WRITTEN TASK:
Please repeat all of the listing exactly.

* * * * * * *

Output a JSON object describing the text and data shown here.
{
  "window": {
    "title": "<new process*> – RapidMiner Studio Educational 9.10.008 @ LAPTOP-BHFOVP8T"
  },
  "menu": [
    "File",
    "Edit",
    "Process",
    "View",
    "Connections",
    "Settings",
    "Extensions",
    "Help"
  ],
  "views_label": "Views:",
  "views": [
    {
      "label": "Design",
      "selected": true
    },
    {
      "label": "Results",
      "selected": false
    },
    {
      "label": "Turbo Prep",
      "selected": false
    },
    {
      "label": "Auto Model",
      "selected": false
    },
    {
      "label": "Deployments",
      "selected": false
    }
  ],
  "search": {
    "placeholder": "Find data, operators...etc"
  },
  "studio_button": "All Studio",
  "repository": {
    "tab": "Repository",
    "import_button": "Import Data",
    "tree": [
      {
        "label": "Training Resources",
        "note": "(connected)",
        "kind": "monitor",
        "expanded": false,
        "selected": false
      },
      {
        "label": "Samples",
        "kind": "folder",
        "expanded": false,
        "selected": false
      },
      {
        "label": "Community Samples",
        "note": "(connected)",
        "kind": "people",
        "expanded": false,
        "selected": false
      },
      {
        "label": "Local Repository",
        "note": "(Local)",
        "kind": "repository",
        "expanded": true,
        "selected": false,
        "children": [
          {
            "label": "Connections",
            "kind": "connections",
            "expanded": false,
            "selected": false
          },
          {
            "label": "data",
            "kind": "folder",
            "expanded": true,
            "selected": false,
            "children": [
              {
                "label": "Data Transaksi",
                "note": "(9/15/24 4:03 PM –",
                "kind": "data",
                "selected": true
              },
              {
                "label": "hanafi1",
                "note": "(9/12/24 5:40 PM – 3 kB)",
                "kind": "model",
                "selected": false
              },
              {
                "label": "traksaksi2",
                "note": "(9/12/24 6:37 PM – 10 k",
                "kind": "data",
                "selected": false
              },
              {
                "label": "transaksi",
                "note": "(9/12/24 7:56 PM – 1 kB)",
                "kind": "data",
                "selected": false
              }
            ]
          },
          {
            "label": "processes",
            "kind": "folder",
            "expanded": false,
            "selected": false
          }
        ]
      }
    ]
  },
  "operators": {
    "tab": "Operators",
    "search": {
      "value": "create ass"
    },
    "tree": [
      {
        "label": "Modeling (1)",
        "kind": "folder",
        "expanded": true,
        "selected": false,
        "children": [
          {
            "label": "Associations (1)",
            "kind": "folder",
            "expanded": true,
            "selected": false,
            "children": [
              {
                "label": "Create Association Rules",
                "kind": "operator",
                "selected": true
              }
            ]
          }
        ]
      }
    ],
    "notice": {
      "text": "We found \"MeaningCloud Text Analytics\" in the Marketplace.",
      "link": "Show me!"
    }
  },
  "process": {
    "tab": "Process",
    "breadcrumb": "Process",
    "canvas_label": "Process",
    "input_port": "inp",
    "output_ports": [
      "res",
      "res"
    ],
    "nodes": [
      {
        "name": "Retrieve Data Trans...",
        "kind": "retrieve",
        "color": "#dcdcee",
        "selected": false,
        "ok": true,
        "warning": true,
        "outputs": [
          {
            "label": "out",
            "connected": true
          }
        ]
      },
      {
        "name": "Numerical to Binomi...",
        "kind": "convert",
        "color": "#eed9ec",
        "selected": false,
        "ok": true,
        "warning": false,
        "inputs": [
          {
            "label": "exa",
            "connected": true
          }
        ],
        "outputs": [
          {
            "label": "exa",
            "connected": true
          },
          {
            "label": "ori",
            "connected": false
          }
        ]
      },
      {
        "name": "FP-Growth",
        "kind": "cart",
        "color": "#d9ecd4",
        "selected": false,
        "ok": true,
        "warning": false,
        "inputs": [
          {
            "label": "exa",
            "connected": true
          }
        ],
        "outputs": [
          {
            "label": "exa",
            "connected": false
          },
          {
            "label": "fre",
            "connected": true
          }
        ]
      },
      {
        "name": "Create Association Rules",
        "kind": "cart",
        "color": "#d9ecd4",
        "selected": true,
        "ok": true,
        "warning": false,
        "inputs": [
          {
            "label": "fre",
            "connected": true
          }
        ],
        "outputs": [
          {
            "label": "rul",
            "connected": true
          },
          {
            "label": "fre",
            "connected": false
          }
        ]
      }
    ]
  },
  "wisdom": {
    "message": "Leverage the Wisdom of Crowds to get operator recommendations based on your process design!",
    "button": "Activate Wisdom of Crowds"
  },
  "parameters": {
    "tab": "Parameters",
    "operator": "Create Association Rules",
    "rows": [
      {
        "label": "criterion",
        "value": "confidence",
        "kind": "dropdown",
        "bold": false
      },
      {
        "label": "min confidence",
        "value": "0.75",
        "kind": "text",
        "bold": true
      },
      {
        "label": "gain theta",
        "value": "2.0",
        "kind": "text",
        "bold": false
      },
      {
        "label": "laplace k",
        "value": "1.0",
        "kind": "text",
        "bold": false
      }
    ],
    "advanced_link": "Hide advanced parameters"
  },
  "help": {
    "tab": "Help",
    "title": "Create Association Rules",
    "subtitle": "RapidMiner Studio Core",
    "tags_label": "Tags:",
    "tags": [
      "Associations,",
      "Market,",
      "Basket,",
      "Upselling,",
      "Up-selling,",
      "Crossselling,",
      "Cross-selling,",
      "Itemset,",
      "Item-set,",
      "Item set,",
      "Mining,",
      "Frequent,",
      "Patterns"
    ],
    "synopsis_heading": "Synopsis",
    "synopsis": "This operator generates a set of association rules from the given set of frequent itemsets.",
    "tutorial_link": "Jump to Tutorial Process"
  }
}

* * * * * * *

OUTPUT FOR THIS TASK:
Output a JSON object describing the text and data shown here.
{
  "window": {
    "title": "<new process*> – RapidMiner Studio Educational 9.10.008 @ LAPTOP-BHFOVP8T"
  },
  "menu": [
    "File",
    "Edit",
    "Process",
    "View",
    "Connections",
    "Settings",
    "Extensions",
    "Help"
  ],
  "views_label": "Views:",
  "views": [
    {
      "label": "Design",
      "selected": true
    },
    {
      "label": "Results",
      "selected": false
    },
    {
      "label": "Turbo Prep",
      "selected": false
    },
    {
      "label": "Auto Model",
      "selected": false
    },
    {
      "label": "Deployments",
      "selected": false
    }
  ],
  "search": {
    "placeholder": "Find data, operators...etc"
  },
  "studio_button": "All Studio",
  "repository": {
    "tab": "Repository",
    "import_button": "Import Data",
    "tree": [
      {
        "label": "Training Resources",
        "note": "(connected)",
        "kind": "monitor",
        "expanded": false,
        "selected": false
      },
      {
        "label": "Samples",
        "kind": "folder",
        "expanded": false,
        "selected": false
      },
      {
        "label": "Community Samples",
        "note": "(connected)",
        "kind": "people",
        "expanded": false,
        "selected": false
      },
      {
        "label": "Local Repository",
        "note": "(Local)",
        "kind": "repository",
        "expanded": true,
        "selected": false,
        "children": [
          {
            "label": "Connections",
            "kind": "connections",
            "expanded": false,
            "selected": false
          },
          {
            "label": "data",
            "kind": "folder",
            "expanded": true,
            "selected": false,
            "children": [
              {
                "label": "Data Transaksi",
                "note": "(9/15/24 4:03 PM –",
                "kind": "data",
                "selected": true
              },
              {
                "label": "hanafi1",
                "note": "(9/12/24 5:40 PM – 3 kB)",
                "kind": "model",
                "selected": false
              },
              {
                "label": "traksaksi2",
                "note": "(9/12/24 6:37 PM – 10 k",
                "kind": "data",
                "selected": false
              },
              {
                "label": "transaksi",
                "note": "(9/12/24 7:56 PM – 1 kB)",
                "kind": "data",
                "selected": false
              }
            ]
          },
          {
            "label": "processes",
            "kind": "folder",
            "expanded": false,
            "selected": false
          }
        ]
      }
    ]
  },
  "operators": {
    "tab": "Operators",
    "search": {
      "value": "create ass"
    },
    "tree": [
      {
        "label": "Modeling (1)",
        "kind": "folder",
        "expanded": true,
        "selected": false,
        "children": [
          {
            "label": "Associations (1)",
            "kind": "folder",
            "expanded": true,
            "selected": false,
            "children": [
              {
                "label": "Create Association Rules",
                "kind": "operator",
                "selected": true
              }
            ]
          }
        ]
      }
    ],
    "notice": {
      "text": "We found \"MeaningCloud Text Analytics\" in the Marketplace.",
      "link": "Show me!"
    }
  },
  "process": {
    "tab": "Process",
    "breadcrumb": "Process",
    "canvas_label": "Process",
    "input_port": "inp",
    "output_ports": [
      "res",
      "res"
    ],
    "nodes": [
      {
        "name": "Retrieve Data Trans...",
        "kind": "retrieve",
        "color": "#dcdcee",
        "selected": false,
        "ok": true,
        "warning": true,
        "outputs": [
          {
            "label": "out",
            "connected": true
          }
        ]
      },
      {
        "name": "Numerical to Binomi...",
        "kind": "convert",
        "color": "#eed9ec",
        "selected": false,
        "ok": true,
        "warning": false,
        "inputs": [
          {
            "label": "exa",
            "connected": true
          }
        ],
        "outputs": [
          {
            "label": "exa",
            "connected": true
          },
          {
            "label": "ori",
            "connected": false
          }
        ]
      },
      {
        "name": "FP-Growth",
        "kind": "cart",
        "color": "#d9ecd4",
        "selected": false,
        "ok": true,
        "warning": false,
        "inputs": [
          {
            "label": "exa",
            "connected": true
          }
        ],
        "outputs": [
          {
            "label": "exa",
            "connected": false
          },
          {
            "label": "fre",
            "connected": true
          }
        ]
      },
      {
        "name": "Create Association Rules",
        "kind": "cart",
        "color": "#d9ecd4",
        "selected": true,
        "ok": true,
        "warning": false,
        "inputs": [
          {
            "label": "fre",
            "connected": true
          }
        ],
        "outputs": [
          {
            "label": "rul",
            "connected": true
          },
          {
            "label": "fre",
            "connected": false
          }
        ]
      }
    ]
  },
  "wisdom": {
    "message": "Leverage the Wisdom of Crowds to get operator recommendations based on your process design!",
    "button": "Activate Wisdom of Crowds"
  },
  "parameters": {
    "tab": "Parameters",
    "operator": "Create Association Rules",
    "rows": [
      {
        "label": "criterion",
        "value": "confidence",
        "kind": "dropdown",
        "bold": false
      },
      {
        "label": "min confidence",
        "value": "0.75",
        "kind": "text",
        "bold": true
      },
      {
        "label": "gain theta",
        "value": "2.0",
        "kind": "text",
        "bold": false
      },
      {
        "label": "laplace k",
        "value": "1.0",
        "kind": "text",
        "bold": false
      }
    ],
    "advanced_link": "Hide advanced parameters"
  },
  "help": {
    "tab": "Help",
    "title": "Create Association Rules",
    "subtitle": "RapidMiner Studio Core",
    "tags_label": "Tags:",
    "tags": [
      "Associations,",
      "Market,",
      "Basket,",
      "Upselling,",
      "Up-selling,",
      "Crossselling,",
      "Cross-selling,",
      "Itemset,",
      "Item-set,",
      "Item set,",
      "Mining,",
      "Frequent,",
      "Patterns"
    ],
    "synopsis_heading": "Synopsis",
    "synopsis": "This operator generates a set of association rules from the given set of frequent itemsets.",
    "tutorial_link": "Jump to Tutorial Process"
  }
}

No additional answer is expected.